## Prompt
Exclude the pictures and reproduce the remaining data exactly as written.
[Start Given records]
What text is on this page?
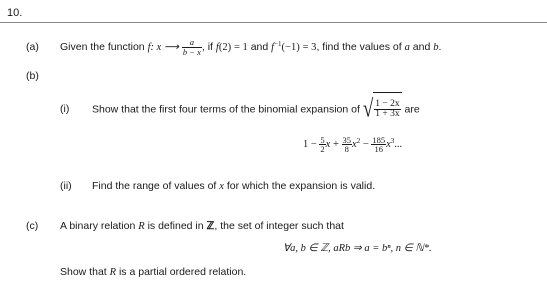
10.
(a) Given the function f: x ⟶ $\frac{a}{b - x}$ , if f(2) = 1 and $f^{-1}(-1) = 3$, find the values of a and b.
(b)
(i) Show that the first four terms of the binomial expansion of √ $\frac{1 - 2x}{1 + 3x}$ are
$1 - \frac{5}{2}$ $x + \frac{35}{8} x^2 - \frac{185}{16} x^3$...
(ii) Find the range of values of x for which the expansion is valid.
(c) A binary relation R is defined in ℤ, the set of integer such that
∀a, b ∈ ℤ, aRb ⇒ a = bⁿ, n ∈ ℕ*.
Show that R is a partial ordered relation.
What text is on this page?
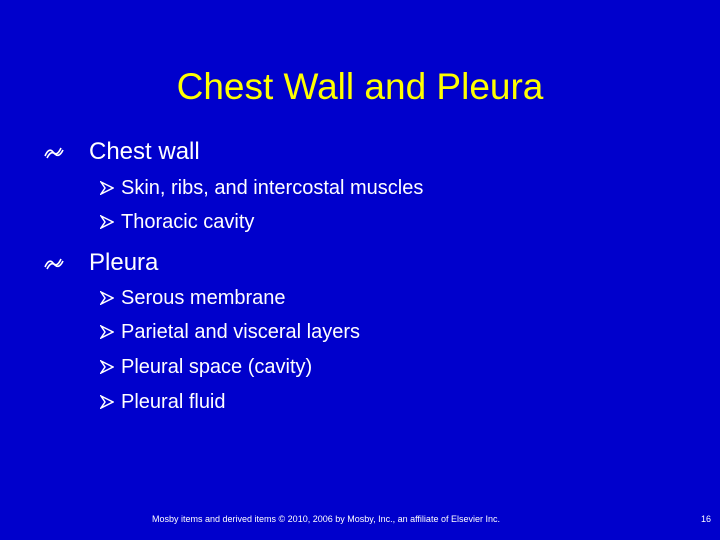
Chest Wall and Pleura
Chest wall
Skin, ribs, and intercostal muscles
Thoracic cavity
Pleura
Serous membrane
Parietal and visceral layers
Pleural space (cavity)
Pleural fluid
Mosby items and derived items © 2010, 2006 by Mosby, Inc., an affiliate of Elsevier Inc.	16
[End Given records]
## Task answer
What text is on this page?
10.
(a) Given the function f: x ⟶ $\frac{a}{b - x}$ , if f(2) = 1 and $f^{-1}(-1) = 3$, find the values of a and b.
(b)
(i) Show that the first four terms of the binomial expansion of √ $\frac{1 - 2x}{1 + 3x}$ are
$1 - \frac{5}{2}$ $x + \frac{35}{8} x^2 - \frac{185}{16} x^3$...
(ii) Find the range of values of x for which the expansion is valid.
(c) A binary relation R is defined in ℤ, the set of integer such that
∀a, b ∈ ℤ, aRb ⇒ a = bⁿ, n ∈ ℕ*.
Show that R is a partial ordered relation.
What text is on this page?
Chest Wall and Pleura
Chest wall
Skin, ribs, and intercostal muscles
Thoracic cavity
Pleura
Serous membrane
Parietal and visceral layers
Pleural space (cavity)
Pleural fluid
Mosby items and derived items © 2010, 2006 by Mosby, Inc., an affiliate of Elsevier Inc.	16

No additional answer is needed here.